#### [YOUR OBJECTIVE]
Below are the records; pull every line that includes "value".

# START OF ENTRIES

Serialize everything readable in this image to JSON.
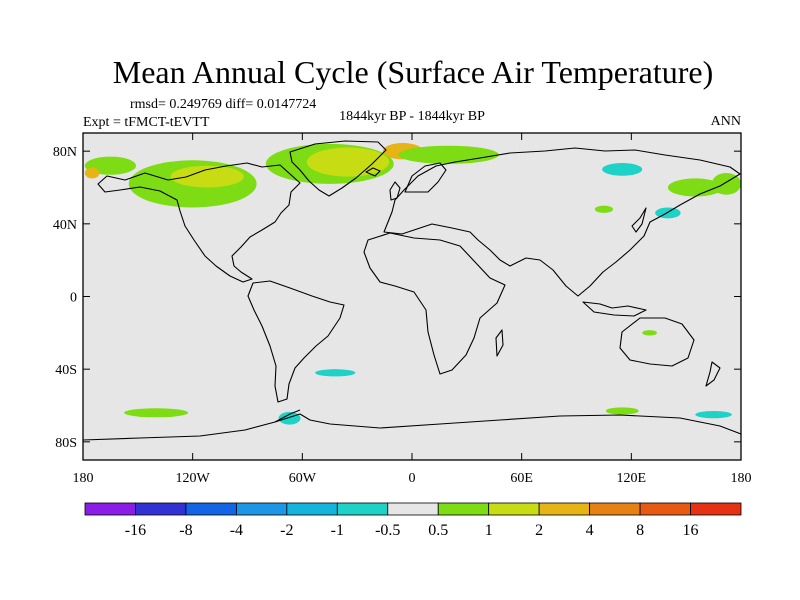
{
  "chart_data": {
    "type": "heatmap",
    "title": "Mean Annual Cycle (Surface Air Temperature)",
    "stats_line": "rmsd= 0.249769 diff= 0.0147724",
    "left_label": "Expt = tFMCT-tEVTT",
    "center_label": "1844kyr BP - 1844kyr BP",
    "right_label": "ANN",
    "lon_range": [
      -180,
      180
    ],
    "lat_range": [
      -90,
      90
    ],
    "x_ticks": [
      {
        "value": -180,
        "label": "180"
      },
      {
        "value": -120,
        "label": "120W"
      },
      {
        "value": -60,
        "label": "60W"
      },
      {
        "value": 0,
        "label": "0"
      },
      {
        "value": 60,
        "label": "60E"
      },
      {
        "value": 120,
        "label": "120E"
      },
      {
        "value": 180,
        "label": "180"
      }
    ],
    "y_ticks": [
      {
        "value": 80,
        "label": "80N"
      },
      {
        "value": 40,
        "label": "40N"
      },
      {
        "value": 0,
        "label": "0"
      },
      {
        "value": -40,
        "label": "40S"
      },
      {
        "value": -80,
        "label": "80S"
      }
    ],
    "colorbar": {
      "colors": [
        "#8a1ee6",
        "#3232d2",
        "#1464e6",
        "#1e96e6",
        "#14b4dc",
        "#1ed2c8",
        "#e6e6e6",
        "#7ddc14",
        "#c8dc14",
        "#e6b414",
        "#e68214",
        "#e65a14",
        "#e63214"
      ],
      "labels": [
        "-16",
        "-8",
        "-4",
        "-2",
        "-1",
        "-0.5",
        "0.5",
        "1",
        "2",
        "4",
        "8",
        "16"
      ]
    },
    "regions": [
      {
        "level": "1",
        "color": "#7ddc14",
        "lon": -165,
        "lat": 72,
        "w": 28,
        "h": 10
      },
      {
        "level": "1",
        "color": "#7ddc14",
        "lon": -120,
        "lat": 62,
        "w": 70,
        "h": 26
      },
      {
        "level": "2",
        "color": "#c8dc14",
        "lon": -112,
        "lat": 66,
        "w": 40,
        "h": 12
      },
      {
        "level": "4",
        "color": "#e6b414",
        "lon": -175,
        "lat": 68,
        "w": 8,
        "h": 6
      },
      {
        "level": "1",
        "color": "#7ddc14",
        "lon": -45,
        "lat": 73,
        "w": 70,
        "h": 22
      },
      {
        "level": "2",
        "color": "#c8dc14",
        "lon": -35,
        "lat": 74,
        "w": 45,
        "h": 16
      },
      {
        "level": "4",
        "color": "#e6b414",
        "lon": -5,
        "lat": 80,
        "w": 22,
        "h": 9
      },
      {
        "level": "1",
        "color": "#7ddc14",
        "lon": 20,
        "lat": 78,
        "w": 55,
        "h": 10
      },
      {
        "level": "-1",
        "color": "#1ed2c8",
        "lon": 115,
        "lat": 70,
        "w": 22,
        "h": 7
      },
      {
        "level": "-1",
        "color": "#1ed2c8",
        "lon": 140,
        "lat": 46,
        "w": 14,
        "h": 6
      },
      {
        "level": "1",
        "color": "#7ddc14",
        "lon": 155,
        "lat": 60,
        "w": 30,
        "h": 10
      },
      {
        "level": "1",
        "color": "#7ddc14",
        "lon": 172,
        "lat": 62,
        "w": 16,
        "h": 12
      },
      {
        "level": "1",
        "color": "#7ddc14",
        "lon": 105,
        "lat": 48,
        "w": 10,
        "h": 4
      },
      {
        "level": "-1",
        "color": "#1ed2c8",
        "lon": -42,
        "lat": -42,
        "w": 22,
        "h": 4
      },
      {
        "level": "1",
        "color": "#7ddc14",
        "lon": -140,
        "lat": -64,
        "w": 35,
        "h": 5
      },
      {
        "level": "1",
        "color": "#7ddc14",
        "lon": 115,
        "lat": -63,
        "w": 18,
        "h": 4
      },
      {
        "level": "-1",
        "color": "#1ed2c8",
        "lon": 165,
        "lat": -65,
        "w": 20,
        "h": 4
      },
      {
        "level": "-1",
        "color": "#1ed2c8",
        "lon": -67,
        "lat": -67,
        "w": 12,
        "h": 7
      },
      {
        "level": "1",
        "color": "#7ddc14",
        "lon": 130,
        "lat": -20,
        "w": 8,
        "h": 3
      }
    ]
  }
}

# END OF ENTRIES

#### [RESPONSE TO THIS EXERCISE]
        "value": -180,
        "value": -120,
        "value": -60,
        "value": 0,
        "value": 60,
        "value": 120,
        "value": 180,
        "value": 80,
        "value": 40,
        "value": 0,
        "value": -40,
        "value": -80,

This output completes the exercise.